» **Problem to solve**
Output each line exactly as it appears, skipping any embedded picture.

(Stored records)
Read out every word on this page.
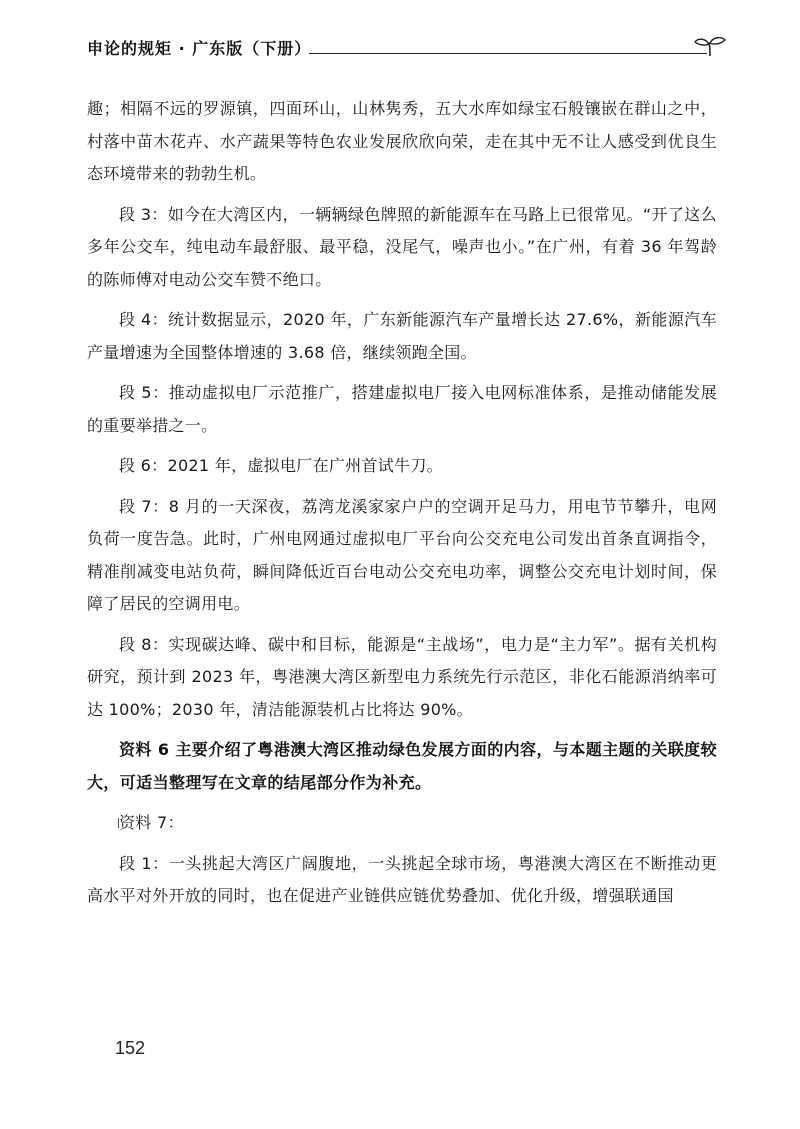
申论的规矩 · 广东版（下册）

趣；相隔不远的罗源镇，四面环山，山林隽秀，五大水库如绿宝石般镶嵌在群山之中，村落中苗木花卉、水产蔬果等特色农业发展欣欣向荣，走在其中无不让人感受到优良生态环境带来的勃勃生机。

段 3：如今在大湾区内，一辆辆绿色牌照的新能源车在马路上已很常见。“开了这么多年公交车，纯电动车最舒服、最平稳，没尾气，噪声也小。”在广州，有着 36 年驾龄的陈师傅对电动公交车赞不绝口。

段 4：统计数据显示，2020 年，广东新能源汽车产量增长达 27.6%，新能源汽车产量增速为全国整体增速的 3.68 倍，继续领跑全国。

段 5：推动虚拟电厂示范推广，搭建虚拟电厂接入电网标准体系，是推动储能发展的重要举措之一。

段 6：2021 年，虚拟电厂在广州首试牛刀。

段 7：8 月的一天深夜，荔湾龙溪家家户户的空调开足马力，用电节节攀升，电网负荷一度告急。此时，广州电网通过虚拟电厂平台向公交充电公司发出首条直调指令，精准削减变电站负荷，瞬间降低近百台电动公交充电功率，调整公交充电计划时间，保障了居民的空调用电。

段 8：实现碳达峰、碳中和目标，能源是“主战场”，电力是“主力军”。据有关机构研究，预计到 2023 年，粤港澳大湾区新型电力系统先行示范区，非化石能源消纳率可达 100%；2030 年，清洁能源装机占比将达 90%。

资料 6 主要介绍了粤港澳大湾区推动绿色发展方面的内容，与本题主题的关联度较大，可适当整理写在文章的结尾部分作为补充。

资料 7：

段 1：一头挑起大湾区广阔腹地，一头挑起全球市场，粤港澳大湾区在不断推动更高水平对外开放的同时，也在促进产业链供应链优势叠加、优化升级，增强联通国

152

» **Output for this exercise**
Read out every word on this page.
申论的规矩 · 广东版（下册）

趣；相隔不远的罗源镇，四面环山，山林隽秀，五大水库如绿宝石般镶嵌在群山之中，村落中苗木花卉、水产蔬果等特色农业发展欣欣向荣，走在其中无不让人感受到优良生态环境带来的勃勃生机。

段 3：如今在大湾区内，一辆辆绿色牌照的新能源车在马路上已很常见。“开了这么多年公交车，纯电动车最舒服、最平稳，没尾气，噪声也小。”在广州，有着 36 年驾龄的陈师傅对电动公交车赞不绝口。

段 4：统计数据显示，2020 年，广东新能源汽车产量增长达 27.6%，新能源汽车产量增速为全国整体增速的 3.68 倍，继续领跑全国。

段 5：推动虚拟电厂示范推广，搭建虚拟电厂接入电网标准体系，是推动储能发展的重要举措之一。

段 6：2021 年，虚拟电厂在广州首试牛刀。

段 7：8 月的一天深夜，荔湾龙溪家家户户的空调开足马力，用电节节攀升，电网负荷一度告急。此时，广州电网通过虚拟电厂平台向公交充电公司发出首条直调指令，精准削减变电站负荷，瞬间降低近百台电动公交充电功率，调整公交充电计划时间，保障了居民的空调用电。

段 8：实现碳达峰、碳中和目标，能源是“主战场”，电力是“主力军”。据有关机构研究，预计到 2023 年，粤港澳大湾区新型电力系统先行示范区，非化石能源消纳率可达 100%；2030 年，清洁能源装机占比将达 90%。

资料 6 主要介绍了粤港澳大湾区推动绿色发展方面的内容，与本题主题的关联度较大，可适当整理写在文章的结尾部分作为补充。

资料 7：

段 1：一头挑起大湾区广阔腹地，一头挑起全球市场，粤港澳大湾区在不断推动更高水平对外开放的同时，也在促进产业链供应链优势叠加、优化升级，增强联通国

152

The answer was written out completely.